Problem to work on
Go through the entries below and write each one out exactly.

Dataset records
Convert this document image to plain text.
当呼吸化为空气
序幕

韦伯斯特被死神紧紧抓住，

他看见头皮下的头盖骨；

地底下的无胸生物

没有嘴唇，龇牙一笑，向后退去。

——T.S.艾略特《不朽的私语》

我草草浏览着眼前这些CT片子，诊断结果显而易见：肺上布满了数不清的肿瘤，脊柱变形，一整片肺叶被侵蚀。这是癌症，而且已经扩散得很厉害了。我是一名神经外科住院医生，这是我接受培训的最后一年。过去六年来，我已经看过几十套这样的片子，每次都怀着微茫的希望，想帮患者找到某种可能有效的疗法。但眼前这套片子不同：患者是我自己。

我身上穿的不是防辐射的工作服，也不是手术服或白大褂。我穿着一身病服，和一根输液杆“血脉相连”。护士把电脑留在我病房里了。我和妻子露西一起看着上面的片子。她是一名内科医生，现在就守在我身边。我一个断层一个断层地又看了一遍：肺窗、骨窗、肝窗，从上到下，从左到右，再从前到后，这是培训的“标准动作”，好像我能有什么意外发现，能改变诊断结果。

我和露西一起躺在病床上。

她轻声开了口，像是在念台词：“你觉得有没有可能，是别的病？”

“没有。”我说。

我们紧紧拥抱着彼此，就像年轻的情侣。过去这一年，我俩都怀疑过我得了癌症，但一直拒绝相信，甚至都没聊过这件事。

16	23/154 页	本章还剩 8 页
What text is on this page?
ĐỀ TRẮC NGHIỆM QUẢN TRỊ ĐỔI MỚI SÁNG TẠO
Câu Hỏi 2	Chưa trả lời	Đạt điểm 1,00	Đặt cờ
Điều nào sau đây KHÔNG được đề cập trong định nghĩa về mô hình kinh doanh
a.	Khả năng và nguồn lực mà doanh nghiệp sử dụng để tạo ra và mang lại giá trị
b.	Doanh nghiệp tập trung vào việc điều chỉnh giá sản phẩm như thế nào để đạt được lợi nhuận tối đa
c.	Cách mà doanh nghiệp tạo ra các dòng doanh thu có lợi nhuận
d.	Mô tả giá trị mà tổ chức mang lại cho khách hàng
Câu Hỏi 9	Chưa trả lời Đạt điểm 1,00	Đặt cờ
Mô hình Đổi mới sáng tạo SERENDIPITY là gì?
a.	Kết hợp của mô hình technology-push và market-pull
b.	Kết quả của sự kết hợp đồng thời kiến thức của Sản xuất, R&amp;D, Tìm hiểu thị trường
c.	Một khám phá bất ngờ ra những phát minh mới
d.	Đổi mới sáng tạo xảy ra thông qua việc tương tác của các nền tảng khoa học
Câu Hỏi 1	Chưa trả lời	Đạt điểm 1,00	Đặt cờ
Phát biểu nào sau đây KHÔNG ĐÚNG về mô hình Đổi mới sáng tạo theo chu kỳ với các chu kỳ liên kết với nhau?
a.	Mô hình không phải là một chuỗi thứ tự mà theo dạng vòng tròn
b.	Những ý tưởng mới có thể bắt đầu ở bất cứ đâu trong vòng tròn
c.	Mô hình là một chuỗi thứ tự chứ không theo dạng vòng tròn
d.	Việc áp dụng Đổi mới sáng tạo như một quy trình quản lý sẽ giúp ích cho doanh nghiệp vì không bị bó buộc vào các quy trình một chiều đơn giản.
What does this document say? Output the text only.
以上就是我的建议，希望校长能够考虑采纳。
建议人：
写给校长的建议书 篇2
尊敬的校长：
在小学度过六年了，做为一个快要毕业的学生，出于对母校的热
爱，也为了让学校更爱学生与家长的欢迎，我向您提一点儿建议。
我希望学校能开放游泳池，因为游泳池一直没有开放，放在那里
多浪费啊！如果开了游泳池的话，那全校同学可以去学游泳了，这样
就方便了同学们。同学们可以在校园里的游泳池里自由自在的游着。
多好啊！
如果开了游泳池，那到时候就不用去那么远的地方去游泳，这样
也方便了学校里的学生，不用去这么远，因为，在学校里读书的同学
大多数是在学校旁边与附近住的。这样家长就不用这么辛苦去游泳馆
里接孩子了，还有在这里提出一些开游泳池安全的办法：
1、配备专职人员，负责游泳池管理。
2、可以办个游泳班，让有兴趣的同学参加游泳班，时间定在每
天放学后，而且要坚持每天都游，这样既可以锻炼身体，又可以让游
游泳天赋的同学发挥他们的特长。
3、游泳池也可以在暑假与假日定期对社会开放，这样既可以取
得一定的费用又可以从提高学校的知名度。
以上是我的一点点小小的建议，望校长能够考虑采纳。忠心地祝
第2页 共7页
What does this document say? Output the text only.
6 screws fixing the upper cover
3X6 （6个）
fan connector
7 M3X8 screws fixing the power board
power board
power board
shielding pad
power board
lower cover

The reply
Convert this document image to plain text.
当呼吸化为空气
序幕

韦伯斯特被死神紧紧抓住，

他看见头皮下的头盖骨；

地底下的无胸生物

没有嘴唇，龇牙一笑，向后退去。

——T.S.艾略特《不朽的私语》

我草草浏览着眼前这些CT片子，诊断结果显而易见：肺上布满了数不清的肿瘤，脊柱变形，一整片肺叶被侵蚀。这是癌症，而且已经扩散得很厉害了。我是一名神经外科住院医生，这是我接受培训的最后一年。过去六年来，我已经看过几十套这样的片子，每次都怀着微茫的希望，想帮患者找到某种可能有效的疗法。但眼前这套片子不同：患者是我自己。

我身上穿的不是防辐射的工作服，也不是手术服或白大褂。我穿着一身病服，和一根输液杆“血脉相连”。护士把电脑留在我病房里了。我和妻子露西一起看着上面的片子。她是一名内科医生，现在就守在我身边。我一个断层一个断层地又看了一遍：肺窗、骨窗、肝窗，从上到下，从左到右，再从前到后，这是培训的“标准动作”，好像我能有什么意外发现，能改变诊断结果。

我和露西一起躺在病床上。

她轻声开了口，像是在念台词：“你觉得有没有可能，是别的病？”

“没有。”我说。

我们紧紧拥抱着彼此，就像年轻的情侣。过去这一年，我俩都怀疑过我得了癌症，但一直拒绝相信，甚至都没聊过这件事。

16	23/154 页	本章还剩 8 页
What text is on this page?
ĐỀ TRẮC NGHIỆM QUẢN TRỊ ĐỔI MỚI SÁNG TẠO
Câu Hỏi 2	Chưa trả lời	Đạt điểm 1,00	Đặt cờ
Điều nào sau đây KHÔNG được đề cập trong định nghĩa về mô hình kinh doanh
a.	Khả năng và nguồn lực mà doanh nghiệp sử dụng để tạo ra và mang lại giá trị
b.	Doanh nghiệp tập trung vào việc điều chỉnh giá sản phẩm như thế nào để đạt được lợi nhuận tối đa
c.	Cách mà doanh nghiệp tạo ra các dòng doanh thu có lợi nhuận
d.	Mô tả giá trị mà tổ chức mang lại cho khách hàng
Câu Hỏi 9	Chưa trả lời Đạt điểm 1,00	Đặt cờ
Mô hình Đổi mới sáng tạo SERENDIPITY là gì?
a.	Kết hợp của mô hình technology-push và market-pull
b.	Kết quả của sự kết hợp đồng thời kiến thức của Sản xuất, R&amp;D, Tìm hiểu thị trường
c.	Một khám phá bất ngờ ra những phát minh mới
d.	Đổi mới sáng tạo xảy ra thông qua việc tương tác của các nền tảng khoa học
Câu Hỏi 1	Chưa trả lời	Đạt điểm 1,00	Đặt cờ
Phát biểu nào sau đây KHÔNG ĐÚNG về mô hình Đổi mới sáng tạo theo chu kỳ với các chu kỳ liên kết với nhau?
a.	Mô hình không phải là một chuỗi thứ tự mà theo dạng vòng tròn
b.	Những ý tưởng mới có thể bắt đầu ở bất cứ đâu trong vòng tròn
c.	Mô hình là một chuỗi thứ tự chứ không theo dạng vòng tròn
d.	Việc áp dụng Đổi mới sáng tạo như một quy trình quản lý sẽ giúp ích cho doanh nghiệp vì không bị bó buộc vào các quy trình một chiều đơn giản.
What does this document say? Output the text only.
以上就是我的建议，希望校长能够考虑采纳。
建议人：
写给校长的建议书 篇2
尊敬的校长：
在小学度过六年了，做为一个快要毕业的学生，出于对母校的热
爱，也为了让学校更爱学生与家长的欢迎，我向您提一点儿建议。
我希望学校能开放游泳池，因为游泳池一直没有开放，放在那里
多浪费啊！如果开了游泳池的话，那全校同学可以去学游泳了，这样
就方便了同学们。同学们可以在校园里的游泳池里自由自在的游着。
多好啊！
如果开了游泳池，那到时候就不用去那么远的地方去游泳，这样
也方便了学校里的学生，不用去这么远，因为，在学校里读书的同学
大多数是在学校旁边与附近住的。这样家长就不用这么辛苦去游泳馆
里接孩子了，还有在这里提出一些开游泳池安全的办法：
1、配备专职人员，负责游泳池管理。
2、可以办个游泳班，让有兴趣的同学参加游泳班，时间定在每
天放学后，而且要坚持每天都游，这样既可以锻炼身体，又可以让游
游泳天赋的同学发挥他们的特长。
3、游泳池也可以在暑假与假日定期对社会开放，这样既可以取
得一定的费用又可以从提高学校的知名度。
以上是我的一点点小小的建议，望校长能够考虑采纳。忠心地祝
第2页 共7页
What does this document say? Output the text only.
6 screws fixing the upper cover
3X6 （6个）
fan connector
7 M3X8 screws fixing the power board
power board
power board
shielding pad
power board
lower cover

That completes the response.